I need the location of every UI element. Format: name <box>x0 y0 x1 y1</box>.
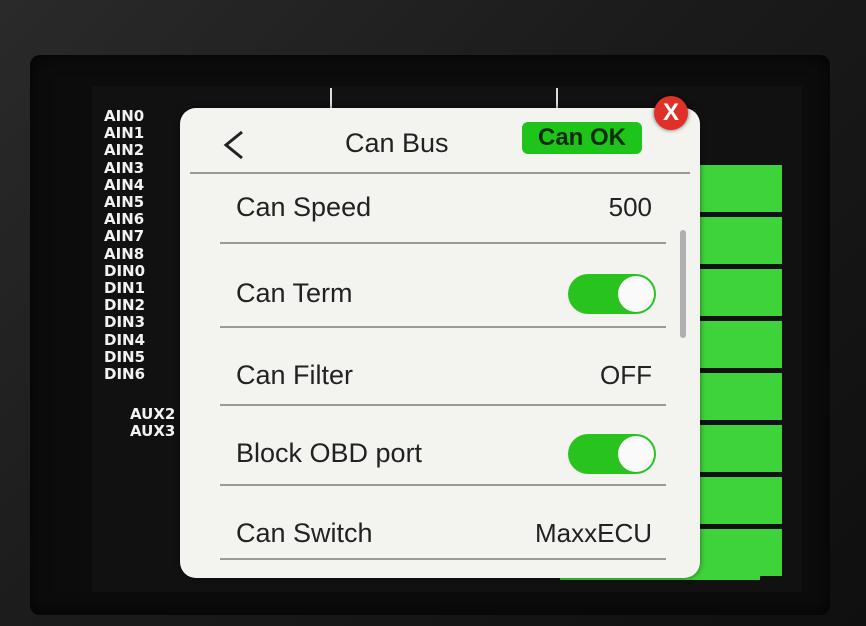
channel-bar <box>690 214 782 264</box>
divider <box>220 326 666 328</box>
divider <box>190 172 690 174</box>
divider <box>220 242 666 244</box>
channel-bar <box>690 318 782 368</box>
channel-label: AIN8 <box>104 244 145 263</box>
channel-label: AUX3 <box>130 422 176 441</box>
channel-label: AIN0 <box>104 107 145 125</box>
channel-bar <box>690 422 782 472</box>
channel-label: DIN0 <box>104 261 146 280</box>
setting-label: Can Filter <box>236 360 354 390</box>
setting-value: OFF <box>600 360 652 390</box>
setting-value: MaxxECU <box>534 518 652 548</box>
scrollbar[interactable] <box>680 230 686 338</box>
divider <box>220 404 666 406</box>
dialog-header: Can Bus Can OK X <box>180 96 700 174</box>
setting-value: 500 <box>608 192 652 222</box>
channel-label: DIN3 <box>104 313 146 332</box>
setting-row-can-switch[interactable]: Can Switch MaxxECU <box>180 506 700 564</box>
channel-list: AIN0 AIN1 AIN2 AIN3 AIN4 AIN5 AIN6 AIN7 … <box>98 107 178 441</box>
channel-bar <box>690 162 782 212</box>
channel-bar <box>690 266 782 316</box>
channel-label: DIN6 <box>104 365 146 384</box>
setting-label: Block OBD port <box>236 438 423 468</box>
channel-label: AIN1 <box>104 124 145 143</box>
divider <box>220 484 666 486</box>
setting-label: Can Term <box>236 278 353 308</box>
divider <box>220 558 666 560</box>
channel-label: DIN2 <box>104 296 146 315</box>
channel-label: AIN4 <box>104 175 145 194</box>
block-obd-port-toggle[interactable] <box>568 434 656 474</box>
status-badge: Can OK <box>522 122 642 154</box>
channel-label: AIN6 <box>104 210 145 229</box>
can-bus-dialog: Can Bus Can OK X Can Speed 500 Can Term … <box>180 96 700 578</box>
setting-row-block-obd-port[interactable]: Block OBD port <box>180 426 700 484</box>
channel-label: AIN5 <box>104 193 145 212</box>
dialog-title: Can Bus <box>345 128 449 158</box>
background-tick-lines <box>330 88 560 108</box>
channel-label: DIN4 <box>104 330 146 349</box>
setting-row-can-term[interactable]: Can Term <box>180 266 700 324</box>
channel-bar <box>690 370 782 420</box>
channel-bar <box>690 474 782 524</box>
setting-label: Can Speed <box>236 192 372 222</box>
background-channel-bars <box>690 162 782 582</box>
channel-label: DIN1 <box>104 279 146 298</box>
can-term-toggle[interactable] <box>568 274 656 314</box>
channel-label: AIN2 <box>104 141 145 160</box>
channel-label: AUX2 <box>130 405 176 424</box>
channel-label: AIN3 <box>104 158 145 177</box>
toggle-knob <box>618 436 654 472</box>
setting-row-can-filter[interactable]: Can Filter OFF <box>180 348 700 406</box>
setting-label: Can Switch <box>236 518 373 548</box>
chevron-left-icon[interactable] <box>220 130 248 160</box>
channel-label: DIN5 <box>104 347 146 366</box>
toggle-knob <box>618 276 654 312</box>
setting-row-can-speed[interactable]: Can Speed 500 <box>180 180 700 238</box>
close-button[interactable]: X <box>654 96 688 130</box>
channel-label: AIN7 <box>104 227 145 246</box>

----------

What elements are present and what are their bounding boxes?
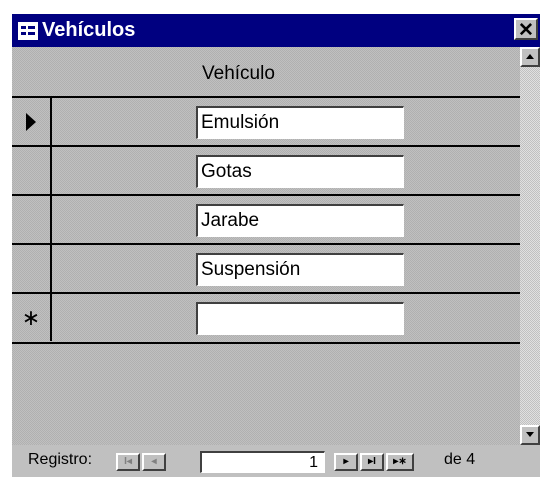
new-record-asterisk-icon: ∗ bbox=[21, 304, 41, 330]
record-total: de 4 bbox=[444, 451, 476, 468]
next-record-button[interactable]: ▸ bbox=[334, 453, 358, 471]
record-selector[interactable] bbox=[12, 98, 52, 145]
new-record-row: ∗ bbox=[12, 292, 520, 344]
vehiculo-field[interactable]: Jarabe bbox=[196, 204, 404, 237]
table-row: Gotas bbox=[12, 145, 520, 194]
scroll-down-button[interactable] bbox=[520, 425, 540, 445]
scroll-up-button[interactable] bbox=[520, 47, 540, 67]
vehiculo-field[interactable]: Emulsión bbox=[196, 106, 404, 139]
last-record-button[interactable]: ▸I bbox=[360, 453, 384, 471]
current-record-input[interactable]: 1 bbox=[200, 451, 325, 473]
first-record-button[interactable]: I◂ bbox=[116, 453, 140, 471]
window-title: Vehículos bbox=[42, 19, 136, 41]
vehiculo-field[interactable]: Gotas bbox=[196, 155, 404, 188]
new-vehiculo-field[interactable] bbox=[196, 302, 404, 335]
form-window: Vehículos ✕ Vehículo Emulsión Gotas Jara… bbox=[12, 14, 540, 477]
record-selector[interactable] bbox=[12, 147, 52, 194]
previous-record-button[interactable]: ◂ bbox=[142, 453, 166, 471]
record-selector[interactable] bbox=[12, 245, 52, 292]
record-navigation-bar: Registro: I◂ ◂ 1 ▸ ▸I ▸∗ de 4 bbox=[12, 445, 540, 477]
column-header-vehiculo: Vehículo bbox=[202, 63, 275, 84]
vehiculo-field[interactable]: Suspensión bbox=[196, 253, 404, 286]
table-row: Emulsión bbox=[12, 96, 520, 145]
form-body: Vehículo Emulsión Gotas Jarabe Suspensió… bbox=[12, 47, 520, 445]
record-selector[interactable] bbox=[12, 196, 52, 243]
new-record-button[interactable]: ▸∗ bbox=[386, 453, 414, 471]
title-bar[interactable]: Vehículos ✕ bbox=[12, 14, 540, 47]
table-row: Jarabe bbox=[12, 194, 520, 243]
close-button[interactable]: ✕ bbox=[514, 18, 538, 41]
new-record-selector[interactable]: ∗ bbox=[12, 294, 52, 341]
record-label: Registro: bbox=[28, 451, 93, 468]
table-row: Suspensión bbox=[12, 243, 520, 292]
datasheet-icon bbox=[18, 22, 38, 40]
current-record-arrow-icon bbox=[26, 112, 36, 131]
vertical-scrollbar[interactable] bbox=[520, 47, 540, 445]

----------

*What is required*: Format the lines starting at the one containing "new-record-asterisk-icon: ∗ bbox=[21, 304, 41, 330]" and ending at the one containing "new-record-row: ∗ bbox=[12, 292, 520, 344]" as a Markdown table, leaving out any blank lines. Use two columns: Row, which numbers each line, and Line, which holds its text.

*Response below*:
| Row | Line |
|---|---|
| 1 | new-record-asterisk-icon: ∗ bbox=[21, 304, 41, 330] |
| 2 | record-total: de 4 bbox=[444, 451, 476, 468] |
| 3 | next-record-button[interactable]: ▸ bbox=[334, 453, 358, 471] |
| 4 | record-selector[interactable] bbox=[12, 98, 52, 145] |
| 5 | new-record-row: ∗ bbox=[12, 292, 520, 344] |